Entries taken from a collection
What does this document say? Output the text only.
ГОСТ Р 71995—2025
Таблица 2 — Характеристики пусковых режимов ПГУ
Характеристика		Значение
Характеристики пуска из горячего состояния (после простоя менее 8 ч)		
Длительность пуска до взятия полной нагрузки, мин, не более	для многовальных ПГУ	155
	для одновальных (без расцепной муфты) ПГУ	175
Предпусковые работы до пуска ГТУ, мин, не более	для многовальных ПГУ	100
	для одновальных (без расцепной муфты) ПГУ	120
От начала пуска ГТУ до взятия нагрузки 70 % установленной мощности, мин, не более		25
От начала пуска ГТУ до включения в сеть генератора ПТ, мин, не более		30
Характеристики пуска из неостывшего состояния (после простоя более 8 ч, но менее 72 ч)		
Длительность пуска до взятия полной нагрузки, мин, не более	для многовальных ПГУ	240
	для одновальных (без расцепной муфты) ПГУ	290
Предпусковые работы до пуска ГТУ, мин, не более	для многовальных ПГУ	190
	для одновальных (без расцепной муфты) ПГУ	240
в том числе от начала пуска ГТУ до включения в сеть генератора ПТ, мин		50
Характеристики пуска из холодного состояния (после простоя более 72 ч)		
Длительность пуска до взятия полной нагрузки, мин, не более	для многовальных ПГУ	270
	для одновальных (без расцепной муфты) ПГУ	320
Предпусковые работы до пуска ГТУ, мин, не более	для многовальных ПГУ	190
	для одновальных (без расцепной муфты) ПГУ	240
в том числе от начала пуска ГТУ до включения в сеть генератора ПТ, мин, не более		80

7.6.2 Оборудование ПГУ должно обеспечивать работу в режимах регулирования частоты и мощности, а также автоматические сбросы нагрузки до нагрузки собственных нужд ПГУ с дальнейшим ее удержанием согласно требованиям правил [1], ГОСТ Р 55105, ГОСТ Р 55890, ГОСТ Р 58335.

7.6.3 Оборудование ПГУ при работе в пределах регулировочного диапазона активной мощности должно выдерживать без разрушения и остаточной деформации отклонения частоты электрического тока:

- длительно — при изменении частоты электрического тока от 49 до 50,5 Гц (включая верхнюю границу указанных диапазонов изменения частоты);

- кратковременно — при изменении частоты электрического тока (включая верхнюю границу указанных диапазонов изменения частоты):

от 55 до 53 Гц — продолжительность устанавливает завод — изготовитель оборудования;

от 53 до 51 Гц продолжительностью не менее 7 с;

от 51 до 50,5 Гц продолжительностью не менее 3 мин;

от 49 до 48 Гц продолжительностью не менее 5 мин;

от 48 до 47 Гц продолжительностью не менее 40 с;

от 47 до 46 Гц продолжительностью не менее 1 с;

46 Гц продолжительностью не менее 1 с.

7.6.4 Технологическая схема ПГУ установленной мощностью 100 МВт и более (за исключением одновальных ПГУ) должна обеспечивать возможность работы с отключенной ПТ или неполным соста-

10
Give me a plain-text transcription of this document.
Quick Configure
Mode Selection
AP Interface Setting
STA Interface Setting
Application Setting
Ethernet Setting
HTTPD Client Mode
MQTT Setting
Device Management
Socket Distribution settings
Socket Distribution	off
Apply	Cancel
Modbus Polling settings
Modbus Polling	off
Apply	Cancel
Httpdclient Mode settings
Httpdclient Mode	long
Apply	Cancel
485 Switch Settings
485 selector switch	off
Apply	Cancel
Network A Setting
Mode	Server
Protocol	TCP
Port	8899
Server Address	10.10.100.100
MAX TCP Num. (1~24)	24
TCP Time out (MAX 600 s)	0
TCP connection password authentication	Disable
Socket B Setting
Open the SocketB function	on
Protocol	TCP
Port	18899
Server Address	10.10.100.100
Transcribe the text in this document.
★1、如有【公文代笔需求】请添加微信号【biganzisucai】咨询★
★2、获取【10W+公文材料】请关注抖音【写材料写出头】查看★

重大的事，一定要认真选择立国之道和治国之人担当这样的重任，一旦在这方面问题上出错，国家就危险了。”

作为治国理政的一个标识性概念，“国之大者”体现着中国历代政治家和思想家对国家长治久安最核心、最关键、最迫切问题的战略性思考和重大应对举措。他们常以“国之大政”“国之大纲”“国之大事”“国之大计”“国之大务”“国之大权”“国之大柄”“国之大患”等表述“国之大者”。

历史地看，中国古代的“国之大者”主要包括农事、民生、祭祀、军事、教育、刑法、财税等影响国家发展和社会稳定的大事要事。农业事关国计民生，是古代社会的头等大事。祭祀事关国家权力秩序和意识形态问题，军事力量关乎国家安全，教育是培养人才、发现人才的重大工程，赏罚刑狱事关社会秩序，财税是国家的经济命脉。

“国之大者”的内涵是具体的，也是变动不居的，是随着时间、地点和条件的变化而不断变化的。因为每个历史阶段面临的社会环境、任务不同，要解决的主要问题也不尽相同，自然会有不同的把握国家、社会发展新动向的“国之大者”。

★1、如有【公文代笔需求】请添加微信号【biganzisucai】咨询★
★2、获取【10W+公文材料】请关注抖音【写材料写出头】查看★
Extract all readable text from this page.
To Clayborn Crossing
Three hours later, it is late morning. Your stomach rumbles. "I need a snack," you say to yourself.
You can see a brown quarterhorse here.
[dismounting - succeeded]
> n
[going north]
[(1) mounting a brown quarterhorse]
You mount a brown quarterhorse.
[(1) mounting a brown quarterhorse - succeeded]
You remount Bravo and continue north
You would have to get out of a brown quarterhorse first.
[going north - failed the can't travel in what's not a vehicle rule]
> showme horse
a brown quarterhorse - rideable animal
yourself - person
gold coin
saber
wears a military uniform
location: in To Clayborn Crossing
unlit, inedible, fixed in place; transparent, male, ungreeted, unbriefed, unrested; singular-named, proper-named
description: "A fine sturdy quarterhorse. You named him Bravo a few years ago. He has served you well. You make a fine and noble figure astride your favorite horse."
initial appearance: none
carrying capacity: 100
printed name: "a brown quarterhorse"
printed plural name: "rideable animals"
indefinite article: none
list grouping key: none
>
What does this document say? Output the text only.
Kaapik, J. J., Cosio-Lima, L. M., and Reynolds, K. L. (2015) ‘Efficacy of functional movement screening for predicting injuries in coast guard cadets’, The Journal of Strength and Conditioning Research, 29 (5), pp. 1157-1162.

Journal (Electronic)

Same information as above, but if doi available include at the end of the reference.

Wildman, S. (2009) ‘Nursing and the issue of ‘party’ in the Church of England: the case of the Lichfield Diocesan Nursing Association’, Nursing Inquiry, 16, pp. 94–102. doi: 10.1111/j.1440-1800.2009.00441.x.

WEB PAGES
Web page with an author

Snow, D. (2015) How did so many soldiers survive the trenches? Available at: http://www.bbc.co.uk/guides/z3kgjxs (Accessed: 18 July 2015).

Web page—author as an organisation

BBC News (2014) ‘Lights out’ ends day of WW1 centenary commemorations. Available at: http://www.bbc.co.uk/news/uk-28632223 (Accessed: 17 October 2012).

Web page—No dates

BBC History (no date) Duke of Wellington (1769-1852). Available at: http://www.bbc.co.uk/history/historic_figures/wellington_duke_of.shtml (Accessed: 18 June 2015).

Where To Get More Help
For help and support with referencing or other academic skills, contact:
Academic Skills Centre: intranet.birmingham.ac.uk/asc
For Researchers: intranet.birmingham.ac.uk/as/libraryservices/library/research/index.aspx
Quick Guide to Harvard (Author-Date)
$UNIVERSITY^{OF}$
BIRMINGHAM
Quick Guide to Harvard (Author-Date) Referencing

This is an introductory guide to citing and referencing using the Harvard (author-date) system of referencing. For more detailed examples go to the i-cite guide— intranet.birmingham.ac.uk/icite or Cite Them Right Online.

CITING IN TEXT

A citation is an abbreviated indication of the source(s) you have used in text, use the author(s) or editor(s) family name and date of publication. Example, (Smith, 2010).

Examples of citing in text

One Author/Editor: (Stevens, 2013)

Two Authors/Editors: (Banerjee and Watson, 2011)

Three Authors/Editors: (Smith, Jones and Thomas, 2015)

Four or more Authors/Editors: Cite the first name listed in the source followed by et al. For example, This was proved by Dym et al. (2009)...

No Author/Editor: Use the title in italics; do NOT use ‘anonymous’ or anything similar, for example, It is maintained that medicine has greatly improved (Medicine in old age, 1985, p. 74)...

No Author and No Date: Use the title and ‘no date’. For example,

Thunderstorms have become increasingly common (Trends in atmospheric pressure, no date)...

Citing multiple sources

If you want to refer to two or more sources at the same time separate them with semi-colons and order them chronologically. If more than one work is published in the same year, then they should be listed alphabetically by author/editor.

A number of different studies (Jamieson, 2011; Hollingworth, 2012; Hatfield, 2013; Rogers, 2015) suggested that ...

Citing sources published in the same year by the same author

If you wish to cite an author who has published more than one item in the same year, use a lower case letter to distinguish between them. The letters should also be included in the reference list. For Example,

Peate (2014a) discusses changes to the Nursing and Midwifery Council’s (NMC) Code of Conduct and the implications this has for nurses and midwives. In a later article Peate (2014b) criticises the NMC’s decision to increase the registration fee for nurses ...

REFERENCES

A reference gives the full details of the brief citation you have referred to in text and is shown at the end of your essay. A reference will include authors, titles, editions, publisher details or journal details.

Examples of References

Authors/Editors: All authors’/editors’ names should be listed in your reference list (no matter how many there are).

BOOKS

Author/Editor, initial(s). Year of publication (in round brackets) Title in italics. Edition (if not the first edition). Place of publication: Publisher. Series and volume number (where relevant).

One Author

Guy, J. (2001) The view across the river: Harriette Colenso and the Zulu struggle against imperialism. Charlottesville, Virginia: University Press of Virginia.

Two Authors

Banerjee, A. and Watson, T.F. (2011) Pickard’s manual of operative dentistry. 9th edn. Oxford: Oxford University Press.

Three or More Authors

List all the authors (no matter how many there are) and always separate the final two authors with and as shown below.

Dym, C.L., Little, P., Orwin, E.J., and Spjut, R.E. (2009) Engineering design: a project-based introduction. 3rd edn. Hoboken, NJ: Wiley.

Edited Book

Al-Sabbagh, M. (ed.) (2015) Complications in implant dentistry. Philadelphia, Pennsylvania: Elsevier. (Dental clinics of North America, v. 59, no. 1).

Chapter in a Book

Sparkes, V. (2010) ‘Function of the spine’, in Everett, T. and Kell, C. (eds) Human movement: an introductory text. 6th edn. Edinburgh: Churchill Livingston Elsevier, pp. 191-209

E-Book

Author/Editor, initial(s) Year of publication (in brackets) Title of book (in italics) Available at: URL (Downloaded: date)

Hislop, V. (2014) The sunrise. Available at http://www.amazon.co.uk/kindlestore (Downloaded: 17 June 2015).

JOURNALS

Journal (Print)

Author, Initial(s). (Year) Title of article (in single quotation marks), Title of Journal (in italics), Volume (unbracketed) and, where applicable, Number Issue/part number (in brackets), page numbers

### [Work to complete]
Look through the entries above; copy every line holding the string "тока".

### [Expected output]
7.6.3 Оборудование ПГУ при работе в пределах регулировочного диапазона активной мощности должно выдерживать без разрушения и остаточной деформации отклонения частоты электрического тока:
- длительно — при изменении частоты электрического тока от 49 до 50,5 Гц (включая верхнюю границу указанных диапазонов изменения частоты);
- кратковременно — при изменении частоты электрического тока (включая верхнюю границу указанных диапазонов изменения частоты):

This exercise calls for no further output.